Given request: Reproduce the material below line for line, leaving out the pictures.
-------- Provided records
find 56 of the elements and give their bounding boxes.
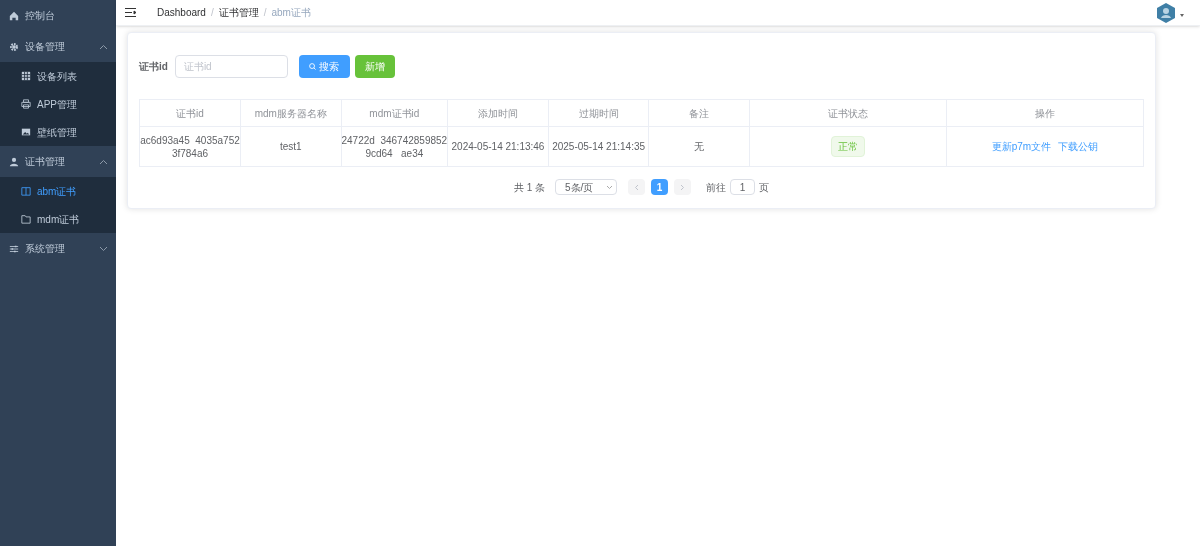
status-tag: 正常	[830, 136, 865, 157]
table-cell: 无	[694, 141, 705, 152]
chevron-up-icon	[100, 44, 107, 49]
settings-icon	[9, 41, 19, 52]
column-header: 证书状态	[749, 99, 947, 127]
table-cell-text: 9cd64 ae34	[364, 146, 425, 160]
goto-label: 前往	[706, 180, 727, 195]
page-suffix: 页	[759, 180, 770, 195]
chevron-down-icon	[100, 246, 107, 251]
total-count: 共 1 条	[513, 180, 546, 195]
breadcrumb-item[interactable]: 证书管理	[218, 5, 259, 20]
page-input[interactable]: 1	[730, 179, 756, 195]
table-cell-text: 3f784a6	[170, 146, 210, 160]
field-label: 证书id	[139, 60, 168, 74]
user-icon	[9, 156, 19, 167]
chevron-down-icon	[607, 185, 613, 189]
grid-icon	[21, 71, 31, 81]
printer-icon	[21, 99, 31, 109]
book-icon	[21, 186, 31, 196]
table-cell: test1	[279, 141, 302, 152]
breadcrumb-separator: /	[210, 6, 214, 20]
caret-icon[interactable]	[1180, 14, 1184, 17]
breadcrumb-item[interactable]: Dashboard	[157, 5, 206, 20]
column-header: mdm证书id	[341, 99, 448, 127]
submenu-item[interactable]: mdm证书	[0, 205, 116, 233]
table-cell: 24722d 346742859852	[341, 133, 448, 147]
submenu-item[interactable]: APP管理	[0, 90, 116, 118]
column-header: 证书id	[139, 99, 241, 127]
chevron-left-icon	[635, 184, 639, 190]
menu-item[interactable]: 设备管理	[0, 31, 116, 62]
breadcrumb-item: abm证书	[271, 6, 311, 20]
folder-icon	[21, 214, 31, 224]
menu-item[interactable]: 控制台	[0, 0, 116, 31]
search-icon	[309, 63, 317, 70]
table-cell: 2024-05-14 21:13:46	[451, 141, 545, 152]
menu-icon[interactable]	[125, 8, 136, 17]
sliders-icon	[9, 243, 19, 254]
submenu-item[interactable]: abm证书	[0, 177, 116, 205]
menu-item[interactable]: 系统管理	[0, 233, 116, 264]
avatar-icon[interactable]	[1157, 2, 1175, 23]
table-cell: 2025-05-14 21:14:35	[552, 141, 646, 152]
column-header: 操作	[946, 99, 1144, 127]
home-icon	[9, 10, 19, 21]
submenu-item[interactable]: 壁纸管理	[0, 118, 116, 146]
breadcrumb-separator: /	[263, 6, 267, 20]
chevron-right-icon	[681, 184, 685, 190]
table-cell: ac6d93a45 4035a752	[140, 133, 240, 147]
column-header: 添加时间	[447, 99, 549, 127]
image-icon	[21, 127, 31, 137]
page-size-select[interactable]: 5条/页	[555, 179, 618, 195]
menu-item[interactable]: 证书管理	[0, 146, 116, 177]
column-header: mdm服务器名称	[240, 99, 341, 127]
column-header: 备注	[648, 99, 750, 127]
column-header: 过期时间	[548, 99, 649, 127]
chevron-up-icon	[100, 159, 107, 164]
submenu-item[interactable]: 设备列表	[0, 62, 116, 90]
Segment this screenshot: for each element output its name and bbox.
----------------
In response:
find 56 of the elements and give their bounding boxes.
status-tag: 正常	[830, 136, 865, 157]
table-cell: 无	[694, 141, 705, 152]
chevron-up-icon	[100, 44, 107, 49]
settings-icon	[9, 41, 19, 52]
column-header: 证书状态	[749, 99, 947, 127]
table-cell-text: 9cd64 ae34	[364, 146, 425, 160]
goto-label: 前往	[706, 180, 727, 195]
page-suffix: 页	[759, 180, 770, 195]
chevron-down-icon	[100, 246, 107, 251]
total-count: 共 1 条	[513, 180, 546, 195]
breadcrumb-item[interactable]: 证书管理	[218, 5, 259, 20]
page-input[interactable]: 1	[730, 179, 756, 195]
table-cell-text: 3f784a6	[170, 146, 210, 160]
field-label: 证书id	[139, 60, 168, 74]
user-icon	[9, 156, 19, 167]
chevron-down-icon	[607, 185, 613, 189]
grid-icon	[21, 71, 31, 81]
printer-icon	[21, 99, 31, 109]
book-icon	[21, 186, 31, 196]
table-cell: test1	[279, 141, 302, 152]
breadcrumb-separator: /	[210, 6, 214, 20]
caret-icon[interactable]	[1180, 14, 1184, 17]
breadcrumb-item[interactable]: Dashboard	[157, 5, 206, 20]
column-header: mdm证书id	[341, 99, 448, 127]
submenu-item[interactable]: mdm证书	[0, 205, 116, 233]
table-cell: 24722d 346742859852	[341, 133, 448, 147]
submenu-item[interactable]: APP管理	[0, 90, 116, 118]
column-header: 证书id	[139, 99, 241, 127]
chevron-left-icon	[635, 184, 639, 190]
menu-item[interactable]: 设备管理	[0, 31, 116, 62]
breadcrumb-item: abm证书	[271, 6, 311, 20]
folder-icon	[21, 214, 31, 224]
menu-item[interactable]: 控制台	[0, 0, 116, 31]
search-icon	[309, 63, 317, 70]
table-cell: 2024-05-14 21:13:46	[451, 141, 545, 152]
menu-icon[interactable]	[125, 8, 136, 17]
sliders-icon	[9, 243, 19, 254]
submenu-item[interactable]: abm证书	[0, 177, 116, 205]
menu-item[interactable]: 系统管理	[0, 233, 116, 264]
avatar-icon[interactable]	[1157, 2, 1175, 23]
table-cell: 2025-05-14 21:14:35	[552, 141, 646, 152]
column-header: 操作	[946, 99, 1144, 127]
home-icon	[9, 10, 19, 21]
submenu-item[interactable]: 壁纸管理	[0, 118, 116, 146]
breadcrumb-separator: /	[263, 6, 267, 20]
chevron-right-icon	[681, 184, 685, 190]
table-cell: ac6d93a45 4035a752	[140, 133, 240, 147]
column-header: 添加时间	[447, 99, 549, 127]
image-icon	[21, 127, 31, 137]
page-size-select[interactable]: 5条/页	[555, 179, 618, 195]
menu-item[interactable]: 证书管理	[0, 146, 116, 177]
column-header: mdm服务器名称	[240, 99, 341, 127]
column-header: 备注	[648, 99, 750, 127]
column-header: 过期时间	[548, 99, 649, 127]
chevron-up-icon	[100, 159, 107, 164]
submenu-item[interactable]: 设备列表	[0, 62, 116, 90]
Segment this screenshot: for each element output its name and bbox.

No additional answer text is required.